>> begin INFORMATION GIVEN

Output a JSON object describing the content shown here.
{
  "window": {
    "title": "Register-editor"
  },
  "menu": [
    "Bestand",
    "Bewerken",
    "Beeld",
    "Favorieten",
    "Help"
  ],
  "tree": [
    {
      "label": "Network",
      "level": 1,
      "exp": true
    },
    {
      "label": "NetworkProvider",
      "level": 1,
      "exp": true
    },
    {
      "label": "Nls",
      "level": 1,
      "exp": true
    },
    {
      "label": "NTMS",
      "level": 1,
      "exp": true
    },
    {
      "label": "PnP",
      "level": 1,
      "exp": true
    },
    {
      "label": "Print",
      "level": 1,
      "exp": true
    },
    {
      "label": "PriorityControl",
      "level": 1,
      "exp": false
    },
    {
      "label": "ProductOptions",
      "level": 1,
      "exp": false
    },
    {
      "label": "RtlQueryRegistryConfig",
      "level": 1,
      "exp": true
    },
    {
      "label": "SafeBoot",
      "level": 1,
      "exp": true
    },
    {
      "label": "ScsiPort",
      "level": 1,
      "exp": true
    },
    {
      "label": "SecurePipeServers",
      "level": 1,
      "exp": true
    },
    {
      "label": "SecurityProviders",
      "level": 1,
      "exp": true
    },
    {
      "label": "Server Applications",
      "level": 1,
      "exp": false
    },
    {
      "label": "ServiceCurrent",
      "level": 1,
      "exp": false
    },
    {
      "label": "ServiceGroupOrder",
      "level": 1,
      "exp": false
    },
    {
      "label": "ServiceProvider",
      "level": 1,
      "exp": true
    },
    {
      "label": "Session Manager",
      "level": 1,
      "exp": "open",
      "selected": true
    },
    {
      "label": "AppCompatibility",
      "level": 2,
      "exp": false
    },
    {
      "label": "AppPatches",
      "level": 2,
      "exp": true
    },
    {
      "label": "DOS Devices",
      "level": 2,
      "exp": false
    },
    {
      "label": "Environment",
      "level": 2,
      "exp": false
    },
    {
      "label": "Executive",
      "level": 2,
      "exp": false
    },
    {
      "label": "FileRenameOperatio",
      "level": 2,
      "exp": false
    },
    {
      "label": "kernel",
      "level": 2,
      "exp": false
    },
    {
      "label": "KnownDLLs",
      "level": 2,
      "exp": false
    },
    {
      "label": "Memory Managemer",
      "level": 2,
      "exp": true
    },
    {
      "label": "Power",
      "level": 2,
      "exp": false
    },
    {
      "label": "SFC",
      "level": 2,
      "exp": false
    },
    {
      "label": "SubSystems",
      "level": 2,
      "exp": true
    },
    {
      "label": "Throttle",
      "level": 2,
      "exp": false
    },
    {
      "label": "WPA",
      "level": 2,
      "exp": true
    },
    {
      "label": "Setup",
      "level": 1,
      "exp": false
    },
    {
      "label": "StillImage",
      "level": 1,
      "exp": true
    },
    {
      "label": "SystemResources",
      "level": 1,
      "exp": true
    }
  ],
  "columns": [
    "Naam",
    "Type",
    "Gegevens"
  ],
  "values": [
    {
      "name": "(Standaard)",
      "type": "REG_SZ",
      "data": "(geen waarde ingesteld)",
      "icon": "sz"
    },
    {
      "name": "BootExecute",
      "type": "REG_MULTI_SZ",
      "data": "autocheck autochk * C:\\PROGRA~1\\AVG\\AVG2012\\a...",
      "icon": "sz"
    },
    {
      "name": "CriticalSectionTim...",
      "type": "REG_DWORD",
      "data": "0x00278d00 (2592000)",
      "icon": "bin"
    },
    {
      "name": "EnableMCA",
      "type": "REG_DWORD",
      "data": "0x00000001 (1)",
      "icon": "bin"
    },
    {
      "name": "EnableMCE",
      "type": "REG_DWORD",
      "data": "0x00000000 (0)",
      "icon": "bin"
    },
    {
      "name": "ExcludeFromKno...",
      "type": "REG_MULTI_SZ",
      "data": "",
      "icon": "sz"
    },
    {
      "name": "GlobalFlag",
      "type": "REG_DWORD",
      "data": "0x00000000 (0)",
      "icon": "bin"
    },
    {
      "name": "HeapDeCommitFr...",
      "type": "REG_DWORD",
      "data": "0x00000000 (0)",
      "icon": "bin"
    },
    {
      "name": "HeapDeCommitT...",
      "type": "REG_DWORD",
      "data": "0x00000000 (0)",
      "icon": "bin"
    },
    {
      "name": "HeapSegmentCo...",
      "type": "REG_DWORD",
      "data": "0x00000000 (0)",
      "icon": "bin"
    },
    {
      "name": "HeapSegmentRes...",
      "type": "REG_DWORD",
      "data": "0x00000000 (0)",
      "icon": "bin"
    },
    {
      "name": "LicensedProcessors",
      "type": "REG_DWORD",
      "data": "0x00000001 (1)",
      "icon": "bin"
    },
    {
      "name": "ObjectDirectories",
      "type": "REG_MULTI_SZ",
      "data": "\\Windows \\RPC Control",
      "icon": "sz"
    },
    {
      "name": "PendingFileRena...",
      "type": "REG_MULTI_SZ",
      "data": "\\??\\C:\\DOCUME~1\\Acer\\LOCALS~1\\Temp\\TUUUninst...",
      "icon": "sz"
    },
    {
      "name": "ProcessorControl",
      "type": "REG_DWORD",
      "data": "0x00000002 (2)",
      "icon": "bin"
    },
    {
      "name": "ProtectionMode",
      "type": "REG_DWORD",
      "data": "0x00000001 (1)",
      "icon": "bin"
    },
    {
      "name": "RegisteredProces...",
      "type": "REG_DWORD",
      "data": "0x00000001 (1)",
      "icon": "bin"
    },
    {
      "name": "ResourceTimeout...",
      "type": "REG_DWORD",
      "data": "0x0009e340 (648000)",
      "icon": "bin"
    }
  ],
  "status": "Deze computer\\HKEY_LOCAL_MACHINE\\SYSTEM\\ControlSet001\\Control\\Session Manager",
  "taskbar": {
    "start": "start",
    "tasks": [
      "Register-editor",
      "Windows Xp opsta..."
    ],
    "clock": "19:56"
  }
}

>> end INFORMATION GIVEN

» THE EXERCISE: Write out every line of the material again, exactly as it reads.

» TASK SOLUTION:
Output a JSON object describing the content shown here.
{
  "window": {
    "title": "Register-editor"
  },
  "menu": [
    "Bestand",
    "Bewerken",
    "Beeld",
    "Favorieten",
    "Help"
  ],
  "tree": [
    {
      "label": "Network",
      "level": 1,
      "exp": true
    },
    {
      "label": "NetworkProvider",
      "level": 1,
      "exp": true
    },
    {
      "label": "Nls",
      "level": 1,
      "exp": true
    },
    {
      "label": "NTMS",
      "level": 1,
      "exp": true
    },
    {
      "label": "PnP",
      "level": 1,
      "exp": true
    },
    {
      "label": "Print",
      "level": 1,
      "exp": true
    },
    {
      "label": "PriorityControl",
      "level": 1,
      "exp": false
    },
    {
      "label": "ProductOptions",
      "level": 1,
      "exp": false
    },
    {
      "label": "RtlQueryRegistryConfig",
      "level": 1,
      "exp": true
    },
    {
      "label": "SafeBoot",
      "level": 1,
      "exp": true
    },
    {
      "label": "ScsiPort",
      "level": 1,
      "exp": true
    },
    {
      "label": "SecurePipeServers",
      "level": 1,
      "exp": true
    },
    {
      "label": "SecurityProviders",
      "level": 1,
      "exp": true
    },
    {
      "label": "Server Applications",
      "level": 1,
      "exp": false
    },
    {
      "label": "ServiceCurrent",
      "level": 1,
      "exp": false
    },
    {
      "label": "ServiceGroupOrder",
      "level": 1,
      "exp": false
    },
    {
      "label": "ServiceProvider",
      "level": 1,
      "exp": true
    },
    {
      "label": "Session Manager",
      "level": 1,
      "exp": "open",
      "selected": true
    },
    {
      "label": "AppCompatibility",
      "level": 2,
      "exp": false
    },
    {
      "label": "AppPatches",
      "level": 2,
      "exp": true
    },
    {
      "label": "DOS Devices",
      "level": 2,
      "exp": false
    },
    {
      "label": "Environment",
      "level": 2,
      "exp": false
    },
    {
      "label": "Executive",
      "level": 2,
      "exp": false
    },
    {
      "label": "FileRenameOperatio",
      "level": 2,
      "exp": false
    },
    {
      "label": "kernel",
      "level": 2,
      "exp": false
    },
    {
      "label": "KnownDLLs",
      "level": 2,
      "exp": false
    },
    {
      "label": "Memory Managemer",
      "level": 2,
      "exp": true
    },
    {
      "label": "Power",
      "level": 2,
      "exp": false
    },
    {
      "label": "SFC",
      "level": 2,
      "exp": false
    },
    {
      "label": "SubSystems",
      "level": 2,
      "exp": true
    },
    {
      "label": "Throttle",
      "level": 2,
      "exp": false
    },
    {
      "label": "WPA",
      "level": 2,
      "exp": true
    },
    {
      "label": "Setup",
      "level": 1,
      "exp": false
    },
    {
      "label": "StillImage",
      "level": 1,
      "exp": true
    },
    {
      "label": "SystemResources",
      "level": 1,
      "exp": true
    }
  ],
  "columns": [
    "Naam",
    "Type",
    "Gegevens"
  ],
  "values": [
    {
      "name": "(Standaard)",
      "type": "REG_SZ",
      "data": "(geen waarde ingesteld)",
      "icon": "sz"
    },
    {
      "name": "BootExecute",
      "type": "REG_MULTI_SZ",
      "data": "autocheck autochk * C:\\PROGRA~1\\AVG\\AVG2012\\a...",
      "icon": "sz"
    },
    {
      "name": "CriticalSectionTim...",
      "type": "REG_DWORD",
      "data": "0x00278d00 (2592000)",
      "icon": "bin"
    },
    {
      "name": "EnableMCA",
      "type": "REG_DWORD",
      "data": "0x00000001 (1)",
      "icon": "bin"
    },
    {
      "name": "EnableMCE",
      "type": "REG_DWORD",
      "data": "0x00000000 (0)",
      "icon": "bin"
    },
    {
      "name": "ExcludeFromKno...",
      "type": "REG_MULTI_SZ",
      "data": "",
      "icon": "sz"
    },
    {
      "name": "GlobalFlag",
      "type": "REG_DWORD",
      "data": "0x00000000 (0)",
      "icon": "bin"
    },
    {
      "name": "HeapDeCommitFr...",
      "type": "REG_DWORD",
      "data": "0x00000000 (0)",
      "icon": "bin"
    },
    {
      "name": "HeapDeCommitT...",
      "type": "REG_DWORD",
      "data": "0x00000000 (0)",
      "icon": "bin"
    },
    {
      "name": "HeapSegmentCo...",
      "type": "REG_DWORD",
      "data": "0x00000000 (0)",
      "icon": "bin"
    },
    {
      "name": "HeapSegmentRes...",
      "type": "REG_DWORD",
      "data": "0x00000000 (0)",
      "icon": "bin"
    },
    {
      "name": "LicensedProcessors",
      "type": "REG_DWORD",
      "data": "0x00000001 (1)",
      "icon": "bin"
    },
    {
      "name": "ObjectDirectories",
      "type": "REG_MULTI_SZ",
      "data": "\\Windows \\RPC Control",
      "icon": "sz"
    },
    {
      "name": "PendingFileRena...",
      "type": "REG_MULTI_SZ",
      "data": "\\??\\C:\\DOCUME~1\\Acer\\LOCALS~1\\Temp\\TUUUninst...",
      "icon": "sz"
    },
    {
      "name": "ProcessorControl",
      "type": "REG_DWORD",
      "data": "0x00000002 (2)",
      "icon": "bin"
    },
    {
      "name": "ProtectionMode",
      "type": "REG_DWORD",
      "data": "0x00000001 (1)",
      "icon": "bin"
    },
    {
      "name": "RegisteredProces...",
      "type": "REG_DWORD",
      "data": "0x00000001 (1)",
      "icon": "bin"
    },
    {
      "name": "ResourceTimeout...",
      "type": "REG_DWORD",
      "data": "0x0009e340 (648000)",
      "icon": "bin"
    }
  ],
  "status": "Deze computer\\HKEY_LOCAL_MACHINE\\SYSTEM\\ControlSet001\\Control\\Session Manager",
  "taskbar": {
    "start": "start",
    "tasks": [
      "Register-editor",
      "Windows Xp opsta..."
    ],
    "clock": "19:56"
  }
}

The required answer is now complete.